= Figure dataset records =
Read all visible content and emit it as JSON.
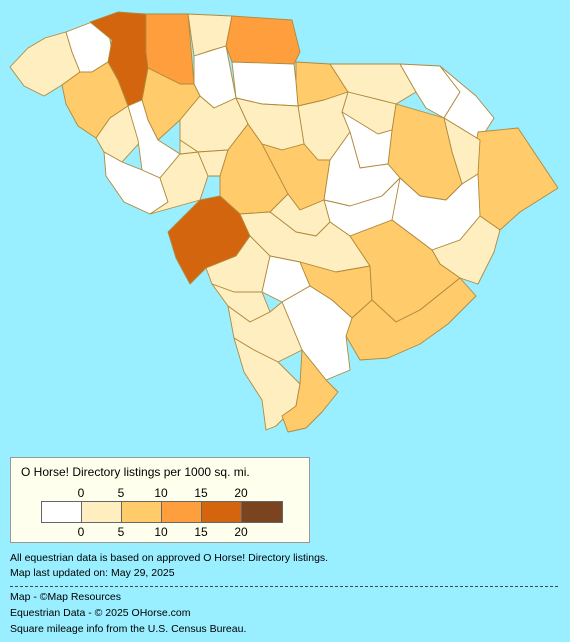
{
  "map": {
    "colors": {
      "ocean": "#99eeff",
      "border": "#b08a3c",
      "c0": "#ffffff",
      "c1": "#ffefc0",
      "c2": "#ffcb6b",
      "c3": "#ff9e3c",
      "c4": "#d3650e",
      "c5": "#7a4420"
    }
  },
  "legend": {
    "title": "O Horse! Directory listings per 1000 sq. mi.",
    "ticks": [
      "0",
      "5",
      "10",
      "15",
      "20"
    ],
    "colors": [
      "#ffffff",
      "#ffefc0",
      "#ffcb6b",
      "#ff9e3c",
      "#d3650e",
      "#7a4420"
    ]
  },
  "notes": {
    "line1": "All equestrian data is based on approved O Horse! Directory listings.",
    "line2": "Map last updated on: May 29, 2025"
  },
  "credits": {
    "map": "Map - ©Map Resources",
    "equestrian": "Equestrian Data - © 2025 OHorse.com",
    "census": "Square mileage info from the U.S. Census Bureau."
  }
}
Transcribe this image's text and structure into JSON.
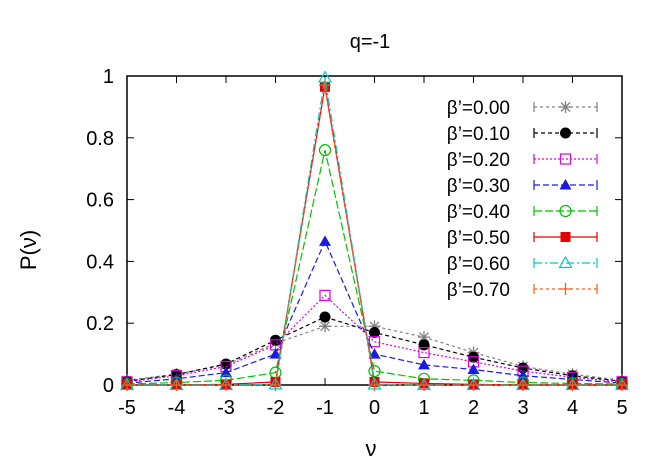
{
  "chart_data": {
    "type": "line",
    "title": "q=-1",
    "xlabel": "ν",
    "ylabel": "P(ν)",
    "xlim": [
      -5,
      5
    ],
    "ylim": [
      0,
      1
    ],
    "xticks": [
      "-5",
      "-4",
      "-3",
      "-2",
      "-1",
      "0",
      "1",
      "2",
      "3",
      "4",
      "5"
    ],
    "yticks": [
      "0",
      "0.2",
      "0.4",
      "0.6",
      "0.8",
      "1"
    ],
    "legend_position": "top-right",
    "grid": false,
    "x": [
      -5,
      -4,
      -3,
      -2,
      -1,
      0,
      1,
      2,
      3,
      4,
      5
    ],
    "series": [
      {
        "name": "β’=0.00",
        "color": "#808080",
        "marker": "star",
        "dash": "3,3",
        "values": [
          0.015,
          0.035,
          0.065,
          0.135,
          0.19,
          0.19,
          0.155,
          0.105,
          0.06,
          0.035,
          0.015
        ]
      },
      {
        "name": "β’=0.10",
        "color": "#000000",
        "marker": "circle-filled",
        "dash": "4,3",
        "values": [
          0.012,
          0.034,
          0.068,
          0.145,
          0.22,
          0.17,
          0.13,
          0.09,
          0.055,
          0.03,
          0.012
        ]
      },
      {
        "name": "β’=0.20",
        "color": "#e000e0",
        "marker": "square-open",
        "dash": "2,2",
        "values": [
          0.01,
          0.03,
          0.06,
          0.13,
          0.29,
          0.14,
          0.105,
          0.075,
          0.045,
          0.025,
          0.01
        ]
      },
      {
        "name": "β’=0.30",
        "color": "#1a1ae6",
        "marker": "triangle-filled",
        "dash": "6,3",
        "values": [
          0.006,
          0.02,
          0.04,
          0.1,
          0.465,
          0.1,
          0.065,
          0.05,
          0.03,
          0.018,
          0.006
        ]
      },
      {
        "name": "β’=0.40",
        "color": "#00c000",
        "marker": "circle-open",
        "dash": "8,3",
        "values": [
          0.003,
          0.008,
          0.015,
          0.04,
          0.76,
          0.045,
          0.02,
          0.015,
          0.008,
          0.005,
          0.003
        ]
      },
      {
        "name": "β’=0.50",
        "color": "#e00000",
        "marker": "square-filled",
        "dash": "",
        "values": [
          0.0,
          0.0,
          0.002,
          0.01,
          0.965,
          0.01,
          0.005,
          0.002,
          0.0,
          0.0,
          0.0
        ]
      },
      {
        "name": "β’=0.60",
        "color": "#00c8c8",
        "marker": "triangle-open",
        "dash": "8,3,2,3",
        "values": [
          0.0,
          0.0,
          0.0,
          0.002,
          0.995,
          0.002,
          0.0,
          0.0,
          0.0,
          0.0,
          0.0
        ]
      },
      {
        "name": "β’=0.70",
        "color": "#f06020",
        "marker": "plus",
        "dash": "3,3",
        "values": [
          0.0,
          0.0,
          0.0,
          0.0,
          0.97,
          0.0,
          0.0,
          0.0,
          0.0,
          0.0,
          0.0
        ]
      }
    ]
  }
}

= PROMPT =
Go through the records and pull out each line that includes the word "open".

= EXERCISE SOLUTION =
        "marker": "square-open",
        "marker": "circle-open",
        "marker": "triangle-open",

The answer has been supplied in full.